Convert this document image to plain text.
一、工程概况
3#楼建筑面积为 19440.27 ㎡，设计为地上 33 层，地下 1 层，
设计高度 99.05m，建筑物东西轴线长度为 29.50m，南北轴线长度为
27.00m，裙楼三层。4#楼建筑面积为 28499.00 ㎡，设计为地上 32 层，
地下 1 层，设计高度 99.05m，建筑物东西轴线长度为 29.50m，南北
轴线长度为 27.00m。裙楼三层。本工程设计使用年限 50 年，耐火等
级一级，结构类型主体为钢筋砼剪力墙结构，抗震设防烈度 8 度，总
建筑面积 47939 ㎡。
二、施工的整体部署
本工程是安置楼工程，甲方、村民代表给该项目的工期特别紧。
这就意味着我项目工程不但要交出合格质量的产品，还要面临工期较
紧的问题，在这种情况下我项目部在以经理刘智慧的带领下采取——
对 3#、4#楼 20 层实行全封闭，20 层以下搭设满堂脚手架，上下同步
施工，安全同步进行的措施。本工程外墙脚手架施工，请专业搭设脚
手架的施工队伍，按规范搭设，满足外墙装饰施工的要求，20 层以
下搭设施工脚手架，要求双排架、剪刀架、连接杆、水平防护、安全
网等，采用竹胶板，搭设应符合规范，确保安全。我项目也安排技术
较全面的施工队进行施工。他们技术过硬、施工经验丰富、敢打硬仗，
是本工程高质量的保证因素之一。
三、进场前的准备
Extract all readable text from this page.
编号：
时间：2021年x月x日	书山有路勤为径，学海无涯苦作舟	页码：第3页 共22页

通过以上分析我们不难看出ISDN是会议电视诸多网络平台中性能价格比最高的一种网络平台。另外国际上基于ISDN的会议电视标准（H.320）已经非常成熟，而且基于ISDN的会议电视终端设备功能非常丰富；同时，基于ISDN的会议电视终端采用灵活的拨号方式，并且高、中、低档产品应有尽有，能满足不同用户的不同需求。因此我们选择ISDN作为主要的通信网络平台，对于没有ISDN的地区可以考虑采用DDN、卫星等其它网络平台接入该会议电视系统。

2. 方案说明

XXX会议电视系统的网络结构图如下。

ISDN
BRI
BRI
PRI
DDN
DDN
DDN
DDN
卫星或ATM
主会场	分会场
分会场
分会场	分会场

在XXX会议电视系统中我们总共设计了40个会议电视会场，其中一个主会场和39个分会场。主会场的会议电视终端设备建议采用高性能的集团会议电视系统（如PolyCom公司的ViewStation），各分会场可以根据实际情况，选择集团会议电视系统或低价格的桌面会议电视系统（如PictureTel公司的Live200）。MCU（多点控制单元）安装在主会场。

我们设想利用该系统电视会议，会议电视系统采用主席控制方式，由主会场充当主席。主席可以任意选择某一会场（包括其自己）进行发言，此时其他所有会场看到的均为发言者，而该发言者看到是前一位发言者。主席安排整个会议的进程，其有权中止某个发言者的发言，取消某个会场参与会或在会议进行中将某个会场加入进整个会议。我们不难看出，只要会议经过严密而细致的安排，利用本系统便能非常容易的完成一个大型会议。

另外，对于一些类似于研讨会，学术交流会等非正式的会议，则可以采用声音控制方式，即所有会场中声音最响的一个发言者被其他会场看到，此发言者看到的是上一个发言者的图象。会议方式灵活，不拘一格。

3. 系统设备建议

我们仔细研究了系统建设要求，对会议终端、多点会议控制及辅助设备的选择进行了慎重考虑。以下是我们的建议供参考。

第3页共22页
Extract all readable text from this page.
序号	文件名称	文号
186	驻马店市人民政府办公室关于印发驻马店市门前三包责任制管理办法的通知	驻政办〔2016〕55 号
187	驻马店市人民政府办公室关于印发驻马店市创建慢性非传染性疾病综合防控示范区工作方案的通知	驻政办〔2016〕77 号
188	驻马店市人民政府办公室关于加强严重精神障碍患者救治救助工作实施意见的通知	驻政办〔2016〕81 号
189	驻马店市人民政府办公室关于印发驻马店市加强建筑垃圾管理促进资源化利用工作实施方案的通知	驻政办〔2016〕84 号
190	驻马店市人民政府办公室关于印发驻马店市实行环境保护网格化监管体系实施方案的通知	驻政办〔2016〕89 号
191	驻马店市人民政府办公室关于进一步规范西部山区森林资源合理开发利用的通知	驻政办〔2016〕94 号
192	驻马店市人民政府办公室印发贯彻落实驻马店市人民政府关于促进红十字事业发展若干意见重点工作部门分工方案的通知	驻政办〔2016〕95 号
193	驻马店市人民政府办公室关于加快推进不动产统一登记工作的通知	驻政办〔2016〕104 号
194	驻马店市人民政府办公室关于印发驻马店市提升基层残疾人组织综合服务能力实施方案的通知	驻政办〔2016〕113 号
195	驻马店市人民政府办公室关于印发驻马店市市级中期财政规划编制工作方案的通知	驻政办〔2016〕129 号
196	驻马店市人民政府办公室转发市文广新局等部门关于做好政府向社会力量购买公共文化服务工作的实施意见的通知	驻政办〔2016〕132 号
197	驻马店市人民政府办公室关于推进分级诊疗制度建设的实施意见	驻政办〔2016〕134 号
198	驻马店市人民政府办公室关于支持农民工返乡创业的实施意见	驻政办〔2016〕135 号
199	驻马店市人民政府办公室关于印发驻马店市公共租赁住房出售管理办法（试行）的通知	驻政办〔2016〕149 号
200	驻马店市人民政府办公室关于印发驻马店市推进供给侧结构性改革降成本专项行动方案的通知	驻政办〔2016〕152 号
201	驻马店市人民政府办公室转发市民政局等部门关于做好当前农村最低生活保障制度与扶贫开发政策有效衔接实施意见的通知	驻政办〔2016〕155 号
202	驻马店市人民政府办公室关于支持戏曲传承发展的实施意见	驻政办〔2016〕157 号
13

***

• [Given instruction]
Figure out how many lines of the data above include "设计高度", then give the number and nothing more.

• [Correct response]
2